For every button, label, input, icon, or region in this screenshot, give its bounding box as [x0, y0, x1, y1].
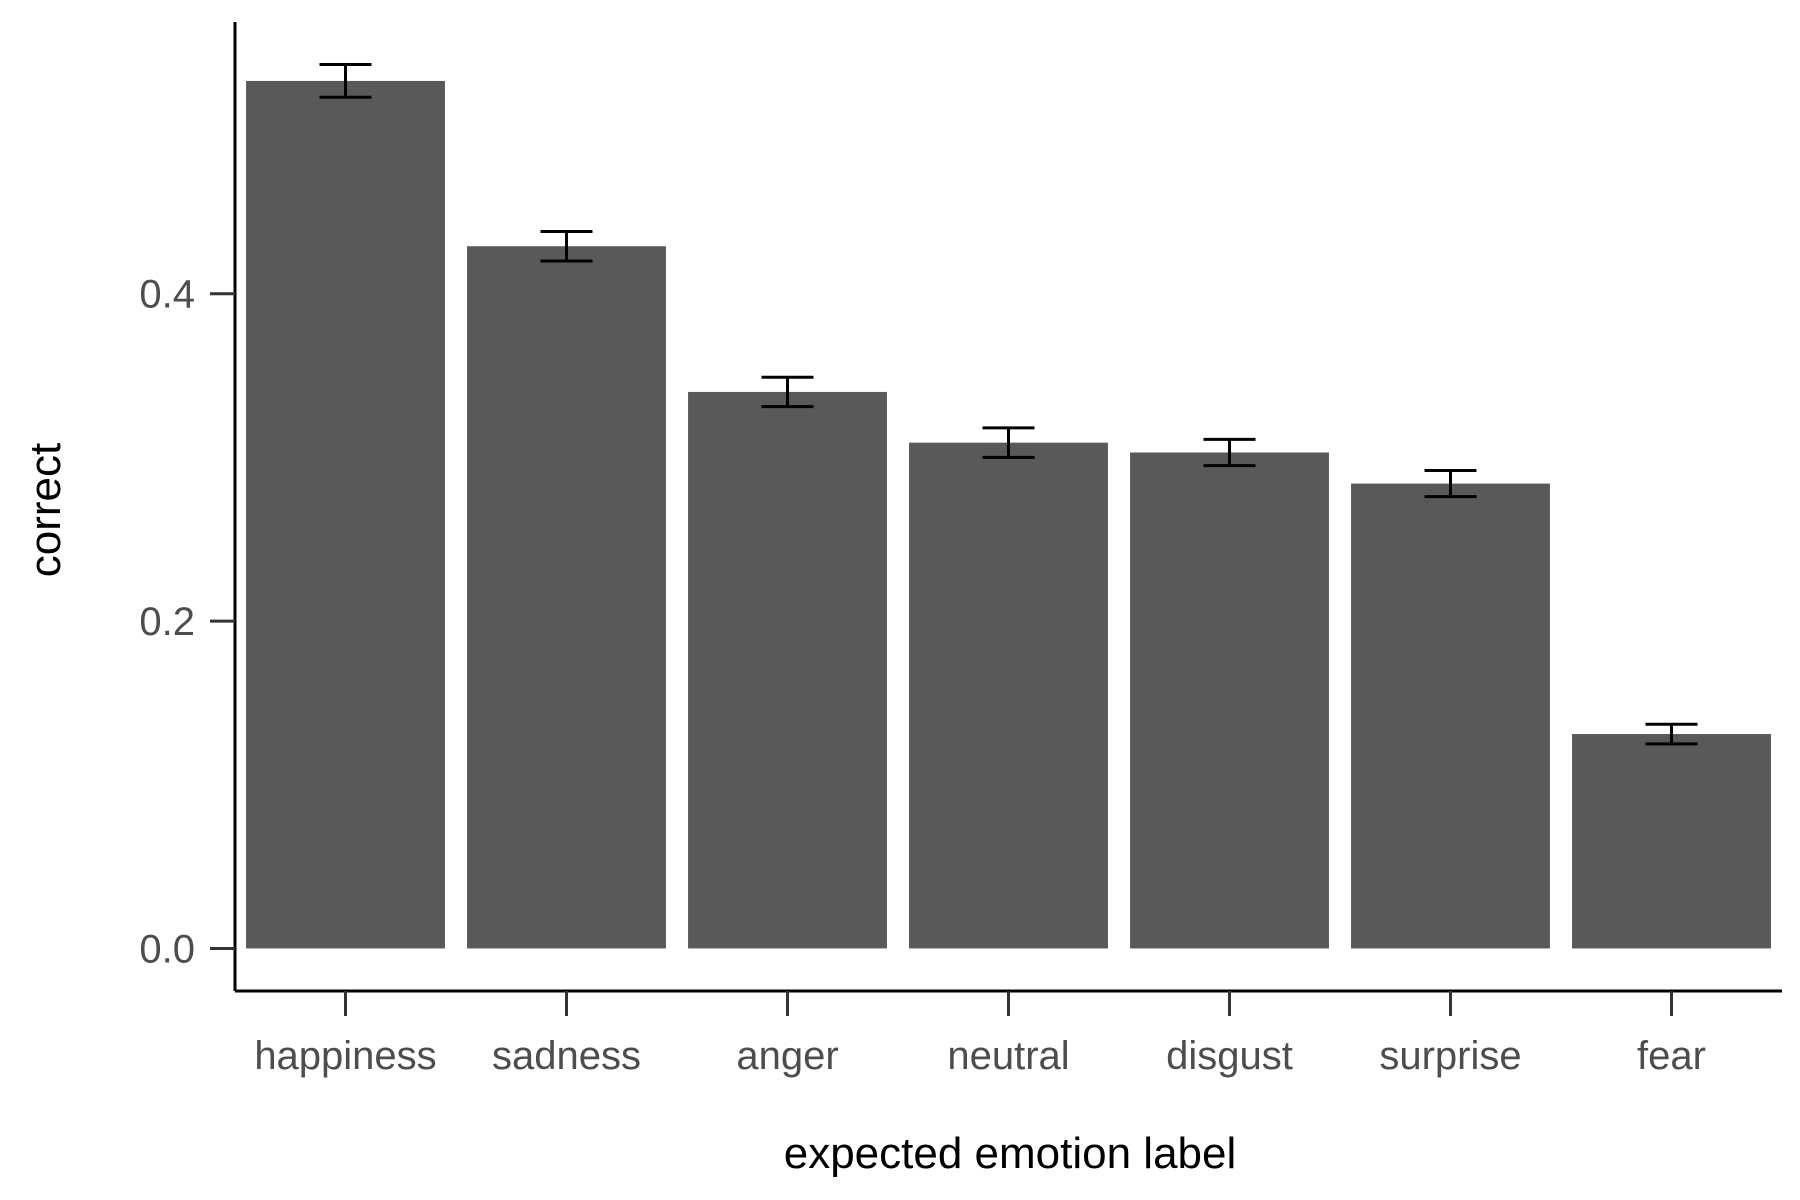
bar-anger — [688, 391, 887, 949]
y-tick-label: 0.4 — [139, 273, 195, 317]
bar-happiness — [246, 80, 445, 949]
x-tick-label-anger: anger — [736, 1034, 838, 1078]
y-axis: 0.0 0.2 0.4 — [139, 22, 237, 991]
x-tick-label-happiness: happiness — [254, 1034, 436, 1078]
x-tick-label-fear: fear — [1637, 1034, 1706, 1078]
bar-neutral — [909, 442, 1108, 949]
error-bar-sadness — [540, 230, 593, 263]
bar-disgust — [1130, 452, 1329, 949]
error-bar-anger — [761, 375, 814, 409]
bar-sadness — [467, 246, 666, 949]
bars-group — [246, 80, 1771, 949]
error-bar-happiness — [319, 63, 372, 99]
bar-surprise — [1351, 483, 1550, 949]
x-tick-label-disgust: disgust — [1166, 1034, 1293, 1078]
y-tick-label: 0.0 — [139, 927, 195, 971]
y-axis-title: correct — [21, 443, 70, 577]
error-bars-group — [319, 63, 1698, 746]
error-bar-surprise — [1424, 468, 1477, 499]
y-tick-label: 0.2 — [139, 600, 195, 644]
error-bar-disgust — [1203, 437, 1256, 468]
bar-fear — [1572, 734, 1771, 949]
x-axis: happiness sadness anger neutral disgust surpr… — [235, 989, 1782, 1078]
error-bar-neutral — [982, 426, 1035, 459]
error-bar-fear — [1645, 722, 1698, 746]
x-tick-label-sadness: sadness — [492, 1034, 641, 1078]
x-tick-label-surprise: surprise — [1379, 1034, 1521, 1078]
x-axis-title: expected emotion label — [784, 1129, 1237, 1178]
x-tick-label-neutral: neutral — [947, 1034, 1069, 1078]
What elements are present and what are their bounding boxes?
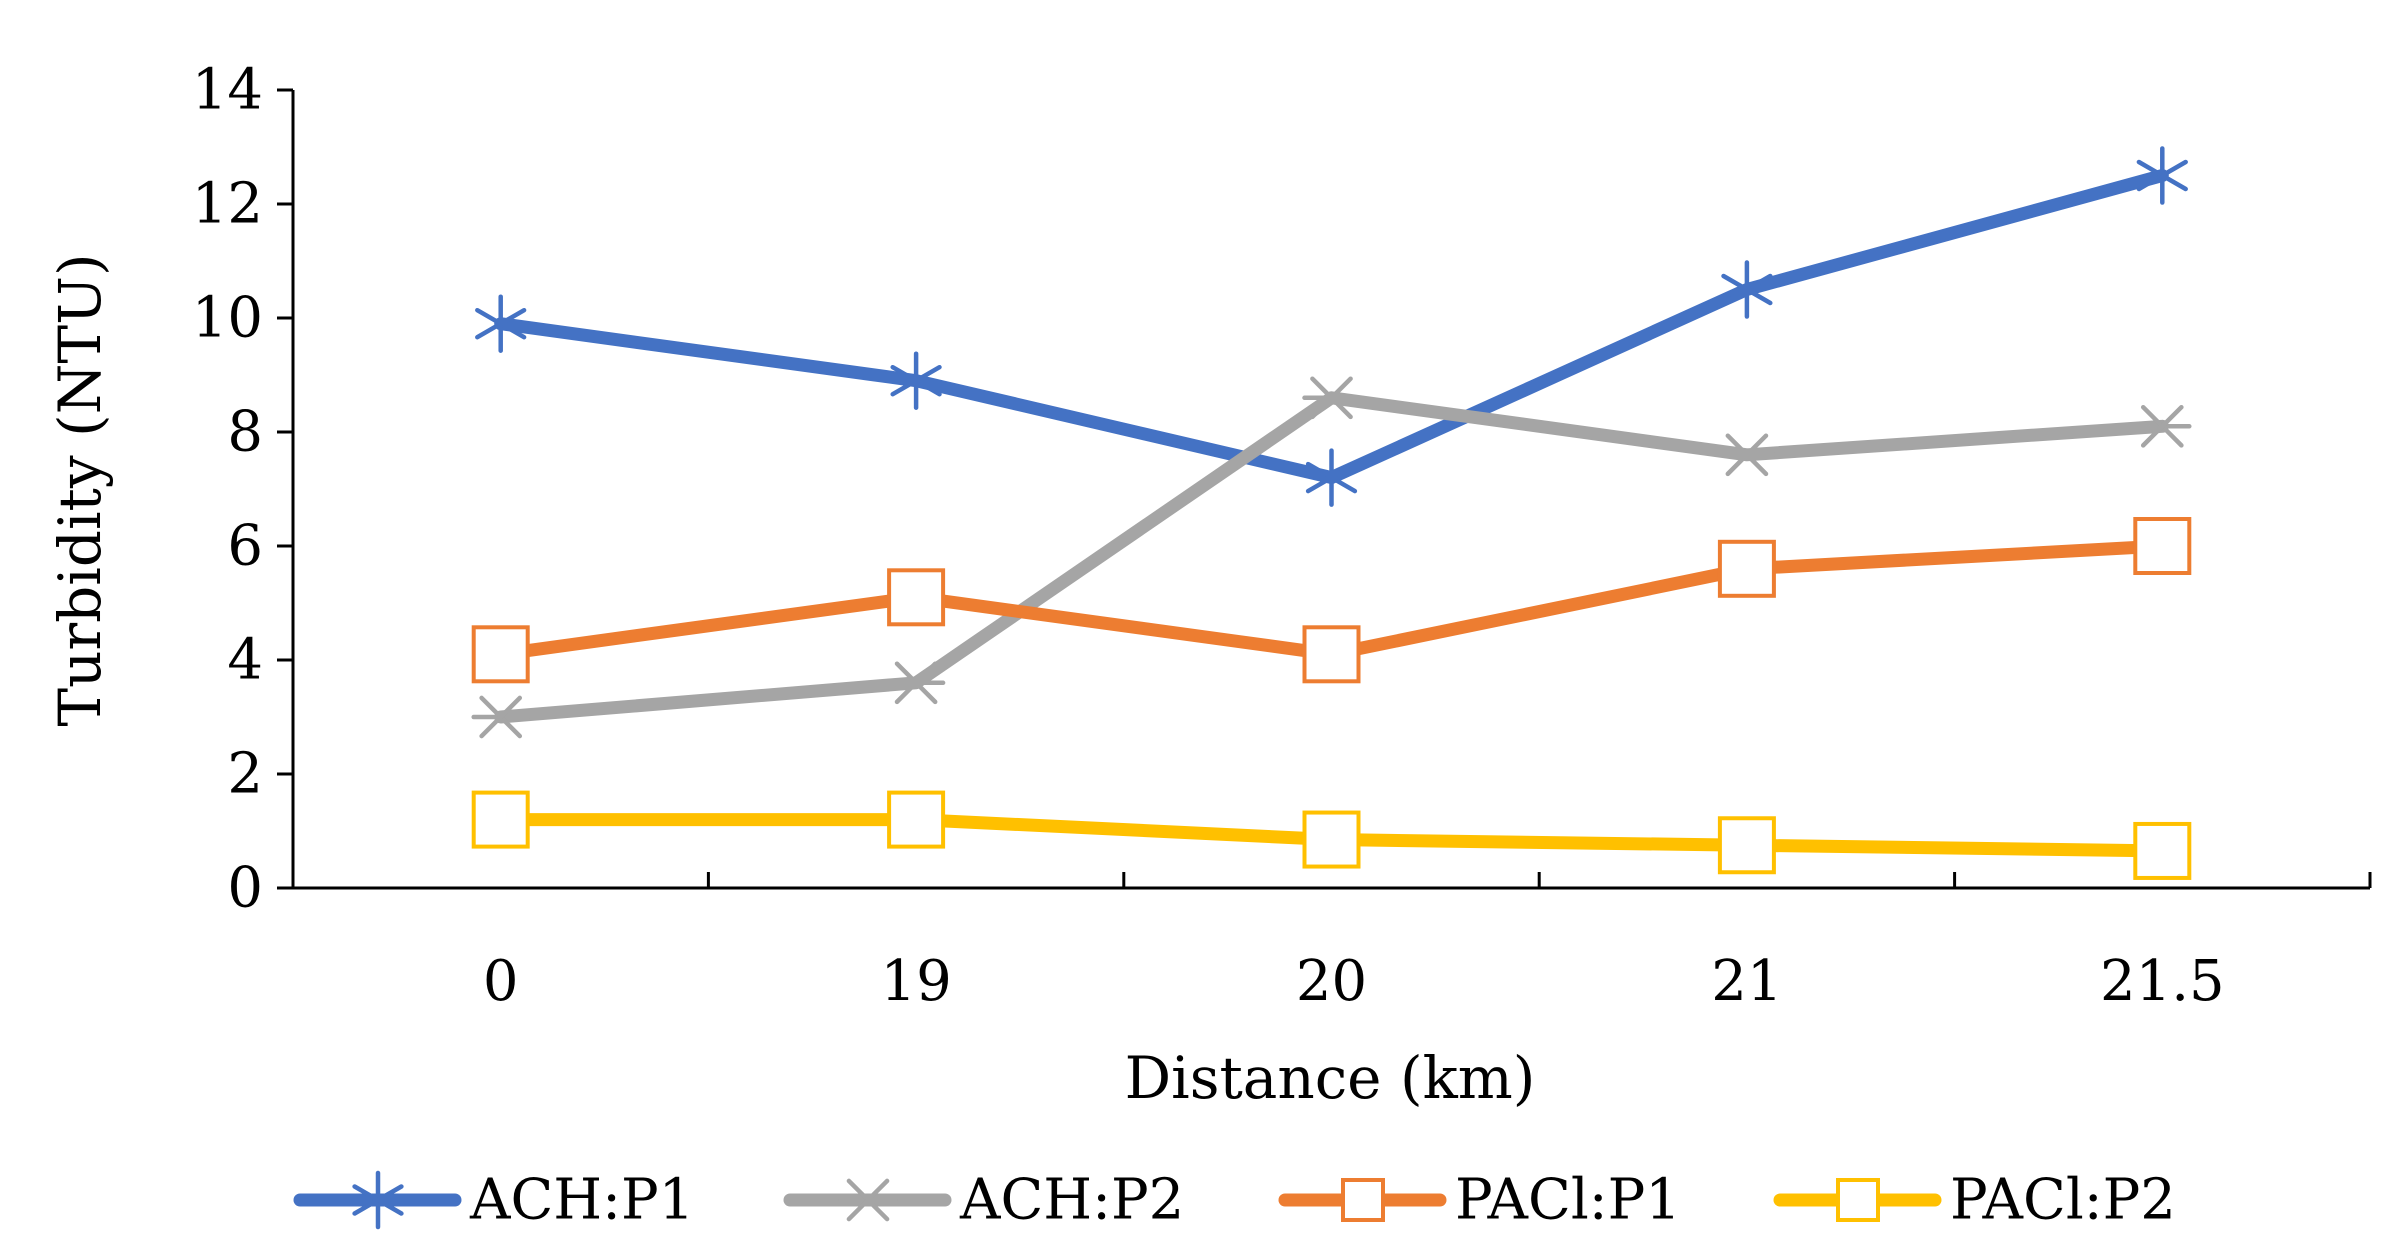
y-tick-label: 0 <box>227 856 263 921</box>
tick-labels: 0 2 4 6 8 10 12 14 0 19 20 21 21.5 <box>192 58 2225 1015</box>
data-point <box>1717 433 1777 477</box>
data-point <box>1717 816 1776 875</box>
data-point <box>890 351 942 410</box>
data-point <box>1305 448 1358 507</box>
legend-item: PACl:P2 <box>1773 1168 2176 1233</box>
data-point <box>2133 821 2192 880</box>
x-axis-title: Distance (km) <box>1125 1044 1536 1112</box>
data-point <box>886 661 946 705</box>
legend-item: PACl:P1 <box>1278 1168 1681 1233</box>
legend-label: ACH:P1 <box>469 1168 694 1233</box>
x-tick-label: 0 <box>483 949 519 1014</box>
axes <box>277 88 2372 890</box>
y-axis-title: Turbidity (NTU) <box>46 253 114 726</box>
data-point <box>475 294 527 353</box>
series-pacl-p2 <box>471 790 2192 880</box>
data-point <box>1717 539 1776 598</box>
x-tick-label: 21 <box>1711 949 1782 1014</box>
series-pacl-p1 <box>471 517 2192 684</box>
y-tick-label: 8 <box>227 400 263 465</box>
data-point <box>887 790 946 849</box>
data-point <box>1302 810 1361 869</box>
legend-label: PACl:P1 <box>1455 1168 1681 1233</box>
y-tick-label: 4 <box>227 628 263 693</box>
legend-label: ACH:P2 <box>959 1168 1184 1233</box>
y-tick-label: 12 <box>192 172 263 237</box>
data-point <box>1721 260 1773 319</box>
x-tick-label: 19 <box>880 949 951 1014</box>
data-point <box>1302 625 1361 684</box>
legend-label: PACl:P2 <box>1950 1168 2176 1233</box>
data-point <box>471 695 530 739</box>
legend-item: ACH:P2 <box>783 1168 1184 1233</box>
x-tick-label: 20 <box>1296 949 1367 1014</box>
series-lines <box>471 146 2192 880</box>
legend-item: ACH:P1 <box>293 1168 694 1233</box>
legend: ACH:P1 ACH:P2 PACl:P1 PACl:P2 <box>293 1168 2176 1233</box>
y-tick-label: 2 <box>227 742 263 807</box>
data-point <box>887 568 946 627</box>
series-line <box>494 169 2169 485</box>
y-tick-label: 6 <box>227 514 263 579</box>
legend-square-icon <box>1341 1178 1385 1222</box>
data-point <box>2133 517 2192 575</box>
legend-asterisk-icon <box>352 1170 404 1230</box>
legend-asterisk-icon <box>838 1178 898 1222</box>
data-point <box>471 790 530 849</box>
series-ach-p2 <box>471 376 2192 739</box>
y-tick-label: 10 <box>192 286 263 351</box>
data-point <box>1302 376 1361 420</box>
series-ach-p1 <box>475 146 2188 507</box>
x-tick-label: 21.5 <box>2100 949 2225 1014</box>
legend-square-icon <box>1836 1178 1880 1222</box>
y-tick-label: 14 <box>192 58 263 123</box>
data-point <box>2133 404 2192 448</box>
data-point <box>471 625 530 684</box>
data-point <box>2136 146 2188 205</box>
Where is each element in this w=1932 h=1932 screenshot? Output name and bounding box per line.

━━━━━━

== WHAT IS REQUIRED ==
Copy every row above word for word, and leave out the pictures.

== OUTPUT ==
For every button, label, input, icon, or region in this screenshot, give its bounding box as [x0, y0, x1, y1].
bar-anger — [688, 391, 887, 949]
y-tick-label: 0.4 — [139, 273, 195, 317]
bar-happiness — [246, 80, 445, 949]
x-tick-label-anger: anger — [736, 1034, 838, 1078]
y-axis: 0.0 0.2 0.4 — [139, 22, 237, 991]
x-tick-label-happiness: happiness — [254, 1034, 436, 1078]
x-tick-label-fear: fear — [1637, 1034, 1706, 1078]
bar-neutral — [909, 442, 1108, 949]
error-bar-sadness — [540, 230, 593, 263]
bar-disgust — [1130, 452, 1329, 949]
error-bar-anger — [761, 375, 814, 409]
bar-sadness — [467, 246, 666, 949]
bars-group — [246, 80, 1771, 949]
error-bar-happiness — [319, 63, 372, 99]
bar-surprise — [1351, 483, 1550, 949]
x-tick-label-disgust: disgust — [1166, 1034, 1293, 1078]
y-tick-label: 0.0 — [139, 927, 195, 971]
y-axis-title: correct — [21, 443, 70, 577]
error-bars-group — [319, 63, 1698, 746]
error-bar-surprise — [1424, 468, 1477, 499]
y-tick-label: 0.2 — [139, 600, 195, 644]
error-bar-disgust — [1203, 437, 1256, 468]
bar-fear — [1572, 734, 1771, 949]
x-axis: happiness sadness anger neutral disgust surpr… — [235, 989, 1782, 1078]
error-bar-neutral — [982, 426, 1035, 459]
error-bar-fear — [1645, 722, 1698, 746]
x-tick-label-sadness: sadness — [492, 1034, 641, 1078]
x-tick-label-surprise: surprise — [1379, 1034, 1521, 1078]
x-axis-title: expected emotion label — [784, 1129, 1237, 1178]
x-tick-label-neutral: neutral — [947, 1034, 1069, 1078]
What elements are present and what are their bounding boxes?
y-tick-label: 0 <box>227 856 263 921</box>
tick-labels: 0 2 4 6 8 10 12 14 0 19 20 21 21.5 <box>192 58 2225 1015</box>
data-point <box>1717 433 1777 477</box>
data-point <box>1717 816 1776 875</box>
data-point <box>890 351 942 410</box>
data-point <box>1305 448 1358 507</box>
legend-item: PACl:P2 <box>1773 1168 2176 1233</box>
data-point <box>2133 821 2192 880</box>
x-axis-title: Distance (km) <box>1125 1044 1536 1112</box>
data-point <box>886 661 946 705</box>
legend-item: PACl:P1 <box>1278 1168 1681 1233</box>
legend-label: ACH:P1 <box>469 1168 694 1233</box>
x-tick-label: 0 <box>483 949 519 1014</box>
axes <box>277 88 2372 890</box>
y-axis-title: Turbidity (NTU) <box>46 253 114 726</box>
data-point <box>475 294 527 353</box>
series-pacl-p2 <box>471 790 2192 880</box>
data-point <box>1717 539 1776 598</box>
x-tick-label: 21 <box>1711 949 1782 1014</box>
series-pacl-p1 <box>471 517 2192 684</box>
y-tick-label: 8 <box>227 400 263 465</box>
data-point <box>887 790 946 849</box>
data-point <box>1302 810 1361 869</box>
legend-label: PACl:P1 <box>1455 1168 1681 1233</box>
y-tick-label: 4 <box>227 628 263 693</box>
legend-label: ACH:P2 <box>959 1168 1184 1233</box>
y-tick-label: 12 <box>192 172 263 237</box>
data-point <box>1721 260 1773 319</box>
x-tick-label: 19 <box>880 949 951 1014</box>
data-point <box>1302 625 1361 684</box>
legend-label: PACl:P2 <box>1950 1168 2176 1233</box>
data-point <box>471 695 530 739</box>
legend-item: ACH:P2 <box>783 1168 1184 1233</box>
x-tick-label: 20 <box>1296 949 1367 1014</box>
series-lines <box>471 146 2192 880</box>
legend-item: ACH:P1 <box>293 1168 694 1233</box>
legend: ACH:P1 ACH:P2 PACl:P1 PACl:P2 <box>293 1168 2176 1233</box>
y-tick-label: 2 <box>227 742 263 807</box>
data-point <box>887 568 946 627</box>
series-line <box>494 169 2169 485</box>
y-tick-label: 6 <box>227 514 263 579</box>
legend-square-icon <box>1341 1178 1385 1222</box>
data-point <box>2133 517 2192 575</box>
legend-asterisk-icon <box>352 1170 404 1230</box>
legend-asterisk-icon <box>838 1178 898 1222</box>
data-point <box>471 790 530 849</box>
series-ach-p2 <box>471 376 2192 739</box>
y-tick-label: 10 <box>192 286 263 351</box>
data-point <box>1302 376 1361 420</box>
series-ach-p1 <box>475 146 2188 507</box>
x-tick-label: 21.5 <box>2100 949 2225 1014</box>
legend-square-icon <box>1836 1178 1880 1222</box>
y-tick-label: 14 <box>192 58 263 123</box>
data-point <box>2133 404 2192 448</box>
data-point <box>471 625 530 684</box>
data-point <box>2136 146 2188 205</box>
Where is each element in this w=1932 h=1932 screenshot? Output name and bounding box per line.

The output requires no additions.